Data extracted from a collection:
------

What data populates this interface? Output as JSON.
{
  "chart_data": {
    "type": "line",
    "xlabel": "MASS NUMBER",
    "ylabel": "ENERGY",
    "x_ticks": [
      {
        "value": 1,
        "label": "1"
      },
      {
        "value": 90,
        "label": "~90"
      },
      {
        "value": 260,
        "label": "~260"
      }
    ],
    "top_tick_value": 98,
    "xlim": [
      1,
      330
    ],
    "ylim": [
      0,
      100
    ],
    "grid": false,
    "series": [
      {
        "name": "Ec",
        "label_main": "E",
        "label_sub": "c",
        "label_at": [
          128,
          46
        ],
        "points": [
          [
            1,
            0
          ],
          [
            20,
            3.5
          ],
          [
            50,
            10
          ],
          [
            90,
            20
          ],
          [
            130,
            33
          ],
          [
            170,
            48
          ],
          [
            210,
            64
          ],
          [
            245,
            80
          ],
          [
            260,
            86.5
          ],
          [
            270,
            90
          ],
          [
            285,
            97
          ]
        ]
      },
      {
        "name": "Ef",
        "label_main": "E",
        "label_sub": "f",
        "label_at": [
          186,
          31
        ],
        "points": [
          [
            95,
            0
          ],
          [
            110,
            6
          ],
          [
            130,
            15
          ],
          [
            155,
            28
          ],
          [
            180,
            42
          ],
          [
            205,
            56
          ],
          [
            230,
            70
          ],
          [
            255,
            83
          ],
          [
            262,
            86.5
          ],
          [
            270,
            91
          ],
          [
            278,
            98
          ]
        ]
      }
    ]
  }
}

------

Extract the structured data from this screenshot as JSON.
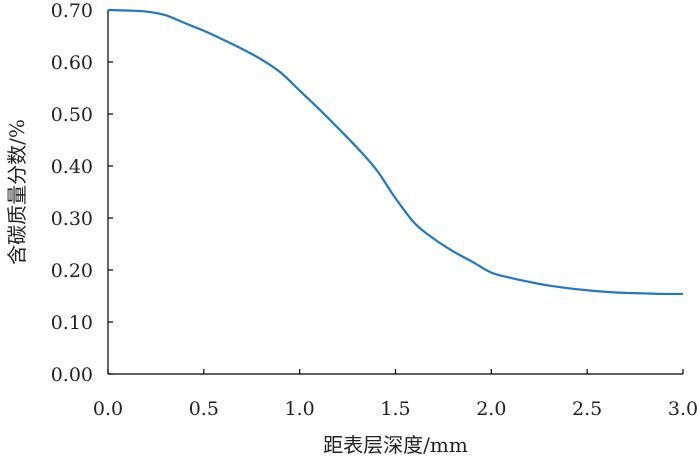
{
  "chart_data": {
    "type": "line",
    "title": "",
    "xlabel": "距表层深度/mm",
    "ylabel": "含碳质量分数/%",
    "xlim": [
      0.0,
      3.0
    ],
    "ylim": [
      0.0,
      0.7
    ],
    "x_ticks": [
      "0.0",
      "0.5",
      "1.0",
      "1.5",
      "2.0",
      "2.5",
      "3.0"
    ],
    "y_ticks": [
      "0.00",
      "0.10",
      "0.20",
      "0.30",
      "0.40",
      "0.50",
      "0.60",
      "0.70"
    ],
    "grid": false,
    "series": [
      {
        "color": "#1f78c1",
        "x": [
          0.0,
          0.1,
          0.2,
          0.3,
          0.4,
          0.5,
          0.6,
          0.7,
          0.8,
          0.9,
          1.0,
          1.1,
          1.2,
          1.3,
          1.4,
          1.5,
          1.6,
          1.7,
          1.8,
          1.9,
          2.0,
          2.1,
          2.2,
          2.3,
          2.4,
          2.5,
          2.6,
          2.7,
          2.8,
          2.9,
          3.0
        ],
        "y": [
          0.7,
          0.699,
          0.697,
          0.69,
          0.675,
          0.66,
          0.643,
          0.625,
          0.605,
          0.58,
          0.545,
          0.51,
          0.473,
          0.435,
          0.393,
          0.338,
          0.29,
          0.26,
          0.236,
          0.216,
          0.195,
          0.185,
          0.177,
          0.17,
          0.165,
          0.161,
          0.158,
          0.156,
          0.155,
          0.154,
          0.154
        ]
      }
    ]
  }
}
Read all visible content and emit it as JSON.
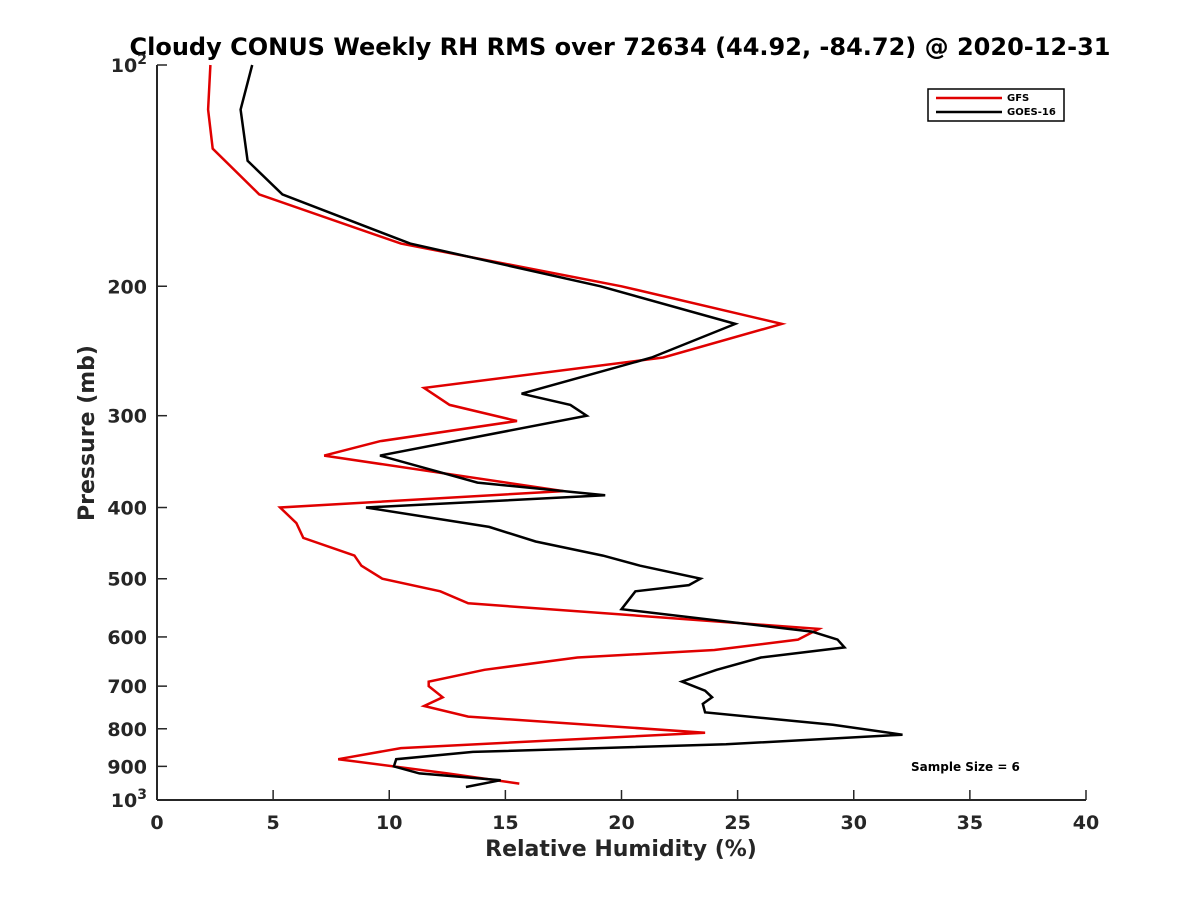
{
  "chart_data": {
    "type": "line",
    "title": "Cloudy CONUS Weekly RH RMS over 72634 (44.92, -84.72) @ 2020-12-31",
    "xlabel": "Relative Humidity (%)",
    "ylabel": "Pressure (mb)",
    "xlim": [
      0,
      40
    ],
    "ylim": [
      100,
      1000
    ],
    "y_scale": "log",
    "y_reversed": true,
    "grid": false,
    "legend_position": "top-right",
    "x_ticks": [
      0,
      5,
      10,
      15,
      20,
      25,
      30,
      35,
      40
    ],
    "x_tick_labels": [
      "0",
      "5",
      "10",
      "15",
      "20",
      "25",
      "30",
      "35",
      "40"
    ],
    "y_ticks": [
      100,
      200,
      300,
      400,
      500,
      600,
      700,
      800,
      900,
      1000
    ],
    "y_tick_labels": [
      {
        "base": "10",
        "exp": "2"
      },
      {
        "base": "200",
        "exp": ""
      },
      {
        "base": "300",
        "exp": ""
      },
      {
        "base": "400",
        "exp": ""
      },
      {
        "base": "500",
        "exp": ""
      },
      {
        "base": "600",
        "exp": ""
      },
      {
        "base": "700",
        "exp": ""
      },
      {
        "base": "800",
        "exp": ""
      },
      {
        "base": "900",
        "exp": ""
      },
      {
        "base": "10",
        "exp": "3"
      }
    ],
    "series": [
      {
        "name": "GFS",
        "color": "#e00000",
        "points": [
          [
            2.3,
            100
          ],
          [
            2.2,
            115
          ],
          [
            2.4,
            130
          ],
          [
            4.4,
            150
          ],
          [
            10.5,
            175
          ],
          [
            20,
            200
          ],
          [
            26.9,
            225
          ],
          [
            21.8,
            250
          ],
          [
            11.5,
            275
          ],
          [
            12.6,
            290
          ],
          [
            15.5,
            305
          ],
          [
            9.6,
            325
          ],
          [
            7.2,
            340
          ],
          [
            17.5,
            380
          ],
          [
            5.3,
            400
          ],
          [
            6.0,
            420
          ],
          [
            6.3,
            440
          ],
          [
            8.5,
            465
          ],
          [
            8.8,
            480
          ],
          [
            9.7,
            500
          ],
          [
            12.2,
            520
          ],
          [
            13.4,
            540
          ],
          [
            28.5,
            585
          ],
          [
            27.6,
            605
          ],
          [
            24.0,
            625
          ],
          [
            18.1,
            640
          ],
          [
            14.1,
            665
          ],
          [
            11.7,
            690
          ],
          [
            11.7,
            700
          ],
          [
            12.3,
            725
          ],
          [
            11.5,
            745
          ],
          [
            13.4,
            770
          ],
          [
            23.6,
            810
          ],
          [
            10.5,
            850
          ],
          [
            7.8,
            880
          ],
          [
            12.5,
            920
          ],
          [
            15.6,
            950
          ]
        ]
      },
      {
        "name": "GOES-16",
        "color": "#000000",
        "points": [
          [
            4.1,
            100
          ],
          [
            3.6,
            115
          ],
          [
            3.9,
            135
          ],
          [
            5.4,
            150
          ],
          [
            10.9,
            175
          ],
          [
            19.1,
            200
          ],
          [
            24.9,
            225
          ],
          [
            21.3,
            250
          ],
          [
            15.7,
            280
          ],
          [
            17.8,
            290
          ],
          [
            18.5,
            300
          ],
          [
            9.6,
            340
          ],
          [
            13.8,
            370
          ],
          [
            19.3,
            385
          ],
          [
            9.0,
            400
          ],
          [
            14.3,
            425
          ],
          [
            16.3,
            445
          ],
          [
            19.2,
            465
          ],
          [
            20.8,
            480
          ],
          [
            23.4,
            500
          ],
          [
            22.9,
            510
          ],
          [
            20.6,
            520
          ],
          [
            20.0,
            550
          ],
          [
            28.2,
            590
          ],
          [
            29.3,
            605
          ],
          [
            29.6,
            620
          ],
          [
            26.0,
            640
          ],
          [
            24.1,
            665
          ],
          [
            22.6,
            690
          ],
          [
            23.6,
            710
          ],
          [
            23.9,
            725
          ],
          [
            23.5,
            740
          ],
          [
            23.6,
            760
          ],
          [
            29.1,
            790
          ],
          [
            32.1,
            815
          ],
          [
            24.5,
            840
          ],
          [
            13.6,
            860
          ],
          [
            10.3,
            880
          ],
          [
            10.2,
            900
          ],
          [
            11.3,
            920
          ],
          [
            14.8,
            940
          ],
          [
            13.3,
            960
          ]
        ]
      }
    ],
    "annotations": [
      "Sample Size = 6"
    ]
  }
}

------

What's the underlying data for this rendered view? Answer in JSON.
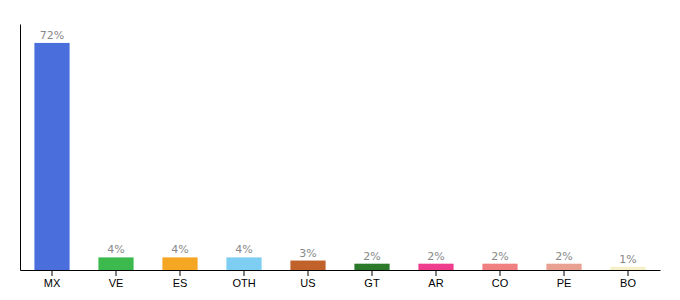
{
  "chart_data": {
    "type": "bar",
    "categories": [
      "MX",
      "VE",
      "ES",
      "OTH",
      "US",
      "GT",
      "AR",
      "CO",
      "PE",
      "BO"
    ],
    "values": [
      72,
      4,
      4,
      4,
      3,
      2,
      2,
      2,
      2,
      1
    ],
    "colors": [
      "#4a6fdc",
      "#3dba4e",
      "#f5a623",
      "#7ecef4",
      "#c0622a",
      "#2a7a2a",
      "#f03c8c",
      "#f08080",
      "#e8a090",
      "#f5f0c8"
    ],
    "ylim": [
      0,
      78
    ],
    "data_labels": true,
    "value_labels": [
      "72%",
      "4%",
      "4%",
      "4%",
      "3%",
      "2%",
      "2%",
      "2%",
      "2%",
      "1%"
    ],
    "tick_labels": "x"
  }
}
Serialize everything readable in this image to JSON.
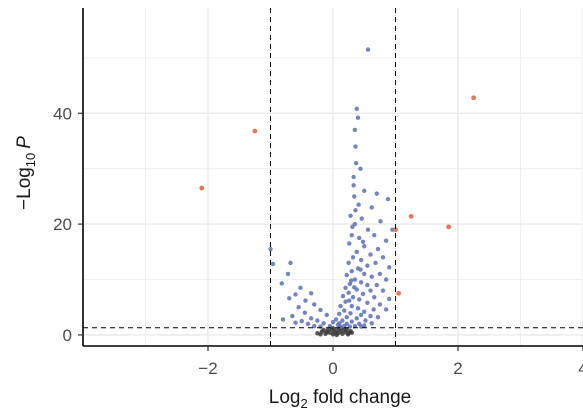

------

Work instructions: Make an exact copy of the lines from the one with "What's the underlying" through the one with "Serialize everything readable", both ends in, and nothing else. Drop every picture.

Answer to the task:
What's the underlying data for this rendered view? Answer in JSON.
{
  "chart_data": {
    "type": "bar",
    "categories": [
      "MX",
      "VE",
      "ES",
      "OTH",
      "US",
      "GT",
      "AR",
      "CO",
      "PE",
      "BO"
    ],
    "values": [
      72,
      4,
      4,
      4,
      3,
      2,
      2,
      2,
      2,
      1
    ],
    "colors": [
      "#4a6fdc",
      "#3dba4e",
      "#f5a623",
      "#7ecef4",
      "#c0622a",
      "#2a7a2a",
      "#f03c8c",
      "#f08080",
      "#e8a090",
      "#f5f0c8"
    ],
    "ylim": [
      0,
      78
    ],
    "data_labels": true,
    "value_labels": [
      "72%",
      "4%",
      "4%",
      "4%",
      "3%",
      "2%",
      "2%",
      "2%",
      "2%",
      "1%"
    ],
    "tick_labels": "x"
  }
}
Serialize everything readable in this image to JSON.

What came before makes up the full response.